### MATERIAL PROVIDED
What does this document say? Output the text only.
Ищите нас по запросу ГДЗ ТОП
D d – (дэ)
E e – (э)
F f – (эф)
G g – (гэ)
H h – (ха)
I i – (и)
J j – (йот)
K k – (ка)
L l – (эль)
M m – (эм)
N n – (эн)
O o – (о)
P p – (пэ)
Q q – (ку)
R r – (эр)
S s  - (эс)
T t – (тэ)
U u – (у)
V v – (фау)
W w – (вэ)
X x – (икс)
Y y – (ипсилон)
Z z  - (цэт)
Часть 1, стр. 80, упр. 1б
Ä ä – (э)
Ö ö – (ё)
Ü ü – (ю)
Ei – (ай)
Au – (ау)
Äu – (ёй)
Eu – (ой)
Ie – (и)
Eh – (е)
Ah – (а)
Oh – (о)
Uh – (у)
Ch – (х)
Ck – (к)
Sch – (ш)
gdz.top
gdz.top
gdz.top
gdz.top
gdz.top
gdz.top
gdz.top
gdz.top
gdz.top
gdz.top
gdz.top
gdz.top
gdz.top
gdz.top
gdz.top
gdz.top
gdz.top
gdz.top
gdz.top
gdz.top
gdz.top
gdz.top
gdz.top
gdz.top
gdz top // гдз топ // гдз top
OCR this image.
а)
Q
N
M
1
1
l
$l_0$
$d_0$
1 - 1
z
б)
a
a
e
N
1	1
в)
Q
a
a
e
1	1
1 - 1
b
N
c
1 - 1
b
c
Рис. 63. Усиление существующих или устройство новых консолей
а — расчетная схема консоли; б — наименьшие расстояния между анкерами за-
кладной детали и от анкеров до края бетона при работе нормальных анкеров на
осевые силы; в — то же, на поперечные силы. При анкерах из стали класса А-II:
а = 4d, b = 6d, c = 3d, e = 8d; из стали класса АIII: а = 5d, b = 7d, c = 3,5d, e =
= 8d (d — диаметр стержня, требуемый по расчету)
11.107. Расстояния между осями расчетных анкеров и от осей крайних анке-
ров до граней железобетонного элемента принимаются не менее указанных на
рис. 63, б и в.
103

### EXERCISE INSTRUCTIONS
Repeat all of the records above exactly as they appear.

### ANSWER FOR THIS EXERCISE
What does this document say? Output the text only.
Ищите нас по запросу ГДЗ ТОП
D d – (дэ)
E e – (э)
F f – (эф)
G g – (гэ)
H h – (ха)
I i – (и)
J j – (йот)
K k – (ка)
L l – (эль)
M m – (эм)
N n – (эн)
O o – (о)
P p – (пэ)
Q q – (ку)
R r – (эр)
S s  - (эс)
T t – (тэ)
U u – (у)
V v – (фау)
W w – (вэ)
X x – (икс)
Y y – (ипсилон)
Z z  - (цэт)
Часть 1, стр. 80, упр. 1б
Ä ä – (э)
Ö ö – (ё)
Ü ü – (ю)
Ei – (ай)
Au – (ау)
Äu – (ёй)
Eu – (ой)
Ie – (и)
Eh – (е)
Ah – (а)
Oh – (о)
Uh – (у)
Ch – (х)
Ck – (к)
Sch – (ш)
gdz.top
gdz.top
gdz.top
gdz.top
gdz.top
gdz.top
gdz.top
gdz.top
gdz.top
gdz.top
gdz.top
gdz.top
gdz.top
gdz.top
gdz.top
gdz.top
gdz.top
gdz.top
gdz.top
gdz.top
gdz.top
gdz.top
gdz.top
gdz.top
gdz top // гдз топ // гдз top
OCR this image.
а)
Q
N
M
1
1
l
$l_0$
$d_0$
1 - 1
z
б)
a
a
e
N
1	1
в)
Q
a
a
e
1	1
1 - 1
b
N
c
1 - 1
b
c
Рис. 63. Усиление существующих или устройство новых консолей
а — расчетная схема консоли; б — наименьшие расстояния между анкерами за-
кладной детали и от анкеров до края бетона при работе нормальных анкеров на
осевые силы; в — то же, на поперечные силы. При анкерах из стали класса А-II:
а = 4d, b = 6d, c = 3d, e = 8d; из стали класса АIII: а = 5d, b = 7d, c = 3,5d, e =
= 8d (d — диаметр стержня, требуемый по расчету)
11.107. Расстояния между осями расчетных анкеров и от осей крайних анке-
ров до граней железобетонного элемента принимаются не менее указанных на
рис. 63, б и в.
103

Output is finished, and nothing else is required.